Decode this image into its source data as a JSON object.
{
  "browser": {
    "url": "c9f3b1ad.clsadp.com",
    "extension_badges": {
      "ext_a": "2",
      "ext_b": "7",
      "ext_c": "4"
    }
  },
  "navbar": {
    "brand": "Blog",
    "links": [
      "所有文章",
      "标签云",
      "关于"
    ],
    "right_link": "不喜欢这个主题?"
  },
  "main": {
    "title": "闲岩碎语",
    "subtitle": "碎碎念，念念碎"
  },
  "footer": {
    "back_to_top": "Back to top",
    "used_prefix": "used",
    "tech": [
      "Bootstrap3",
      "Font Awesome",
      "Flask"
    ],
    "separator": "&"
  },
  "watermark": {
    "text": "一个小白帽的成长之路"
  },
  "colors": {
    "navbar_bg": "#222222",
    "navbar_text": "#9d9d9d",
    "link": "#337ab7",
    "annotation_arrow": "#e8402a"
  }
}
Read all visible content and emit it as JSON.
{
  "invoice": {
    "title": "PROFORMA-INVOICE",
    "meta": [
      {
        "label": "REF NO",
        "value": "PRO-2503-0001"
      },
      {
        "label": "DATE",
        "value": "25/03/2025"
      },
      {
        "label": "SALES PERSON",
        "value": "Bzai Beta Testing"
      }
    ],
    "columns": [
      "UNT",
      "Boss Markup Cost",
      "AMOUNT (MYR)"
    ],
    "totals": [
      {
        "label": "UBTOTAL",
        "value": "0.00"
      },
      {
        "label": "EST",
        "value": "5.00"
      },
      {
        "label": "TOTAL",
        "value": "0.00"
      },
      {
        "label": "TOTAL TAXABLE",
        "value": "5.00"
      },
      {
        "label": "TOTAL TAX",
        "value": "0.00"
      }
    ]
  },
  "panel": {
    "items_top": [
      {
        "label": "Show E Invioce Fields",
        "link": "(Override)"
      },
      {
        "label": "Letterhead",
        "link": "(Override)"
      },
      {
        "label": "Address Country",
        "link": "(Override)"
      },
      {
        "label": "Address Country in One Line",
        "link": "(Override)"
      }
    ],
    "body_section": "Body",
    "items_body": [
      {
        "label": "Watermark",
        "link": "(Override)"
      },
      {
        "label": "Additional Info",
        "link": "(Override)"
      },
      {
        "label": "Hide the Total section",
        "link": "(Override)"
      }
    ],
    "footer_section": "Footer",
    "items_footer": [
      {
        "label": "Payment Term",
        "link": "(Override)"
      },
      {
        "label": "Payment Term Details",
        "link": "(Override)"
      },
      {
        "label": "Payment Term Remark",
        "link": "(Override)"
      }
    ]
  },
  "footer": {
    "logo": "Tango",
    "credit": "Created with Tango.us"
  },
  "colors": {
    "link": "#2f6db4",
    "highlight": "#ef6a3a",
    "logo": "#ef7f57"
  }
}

——

The exercise >>
Write out all the data again, exactly as it appears.

Result of this exercise >>
Decode this image into its source data as a JSON object.
{
  "browser": {
    "url": "c9f3b1ad.clsadp.com",
    "extension_badges": {
      "ext_a": "2",
      "ext_b": "7",
      "ext_c": "4"
    }
  },
  "navbar": {
    "brand": "Blog",
    "links": [
      "所有文章",
      "标签云",
      "关于"
    ],
    "right_link": "不喜欢这个主题?"
  },
  "main": {
    "title": "闲岩碎语",
    "subtitle": "碎碎念，念念碎"
  },
  "footer": {
    "back_to_top": "Back to top",
    "used_prefix": "used",
    "tech": [
      "Bootstrap3",
      "Font Awesome",
      "Flask"
    ],
    "separator": "&"
  },
  "watermark": {
    "text": "一个小白帽的成长之路"
  },
  "colors": {
    "navbar_bg": "#222222",
    "navbar_text": "#9d9d9d",
    "link": "#337ab7",
    "annotation_arrow": "#e8402a"
  }
}
Read all visible content and emit it as JSON.
{
  "invoice": {
    "title": "PROFORMA-INVOICE",
    "meta": [
      {
        "label": "REF NO",
        "value": "PRO-2503-0001"
      },
      {
        "label": "DATE",
        "value": "25/03/2025"
      },
      {
        "label": "SALES PERSON",
        "value": "Bzai Beta Testing"
      }
    ],
    "columns": [
      "UNT",
      "Boss Markup Cost",
      "AMOUNT (MYR)"
    ],
    "totals": [
      {
        "label": "UBTOTAL",
        "value": "0.00"
      },
      {
        "label": "EST",
        "value": "5.00"
      },
      {
        "label": "TOTAL",
        "value": "0.00"
      },
      {
        "label": "TOTAL TAXABLE",
        "value": "5.00"
      },
      {
        "label": "TOTAL TAX",
        "value": "0.00"
      }
    ]
  },
  "panel": {
    "items_top": [
      {
        "label": "Show E Invioce Fields",
        "link": "(Override)"
      },
      {
        "label": "Letterhead",
        "link": "(Override)"
      },
      {
        "label": "Address Country",
        "link": "(Override)"
      },
      {
        "label": "Address Country in One Line",
        "link": "(Override)"
      }
    ],
    "body_section": "Body",
    "items_body": [
      {
        "label": "Watermark",
        "link": "(Override)"
      },
      {
        "label": "Additional Info",
        "link": "(Override)"
      },
      {
        "label": "Hide the Total section",
        "link": "(Override)"
      }
    ],
    "footer_section": "Footer",
    "items_footer": [
      {
        "label": "Payment Term",
        "link": "(Override)"
      },
      {
        "label": "Payment Term Details",
        "link": "(Override)"
      },
      {
        "label": "Payment Term Remark",
        "link": "(Override)"
      }
    ]
  },
  "footer": {
    "logo": "Tango",
    "credit": "Created with Tango.us"
  },
  "colors": {
    "link": "#2f6db4",
    "highlight": "#ef6a3a",
    "logo": "#ef7f57"
  }
}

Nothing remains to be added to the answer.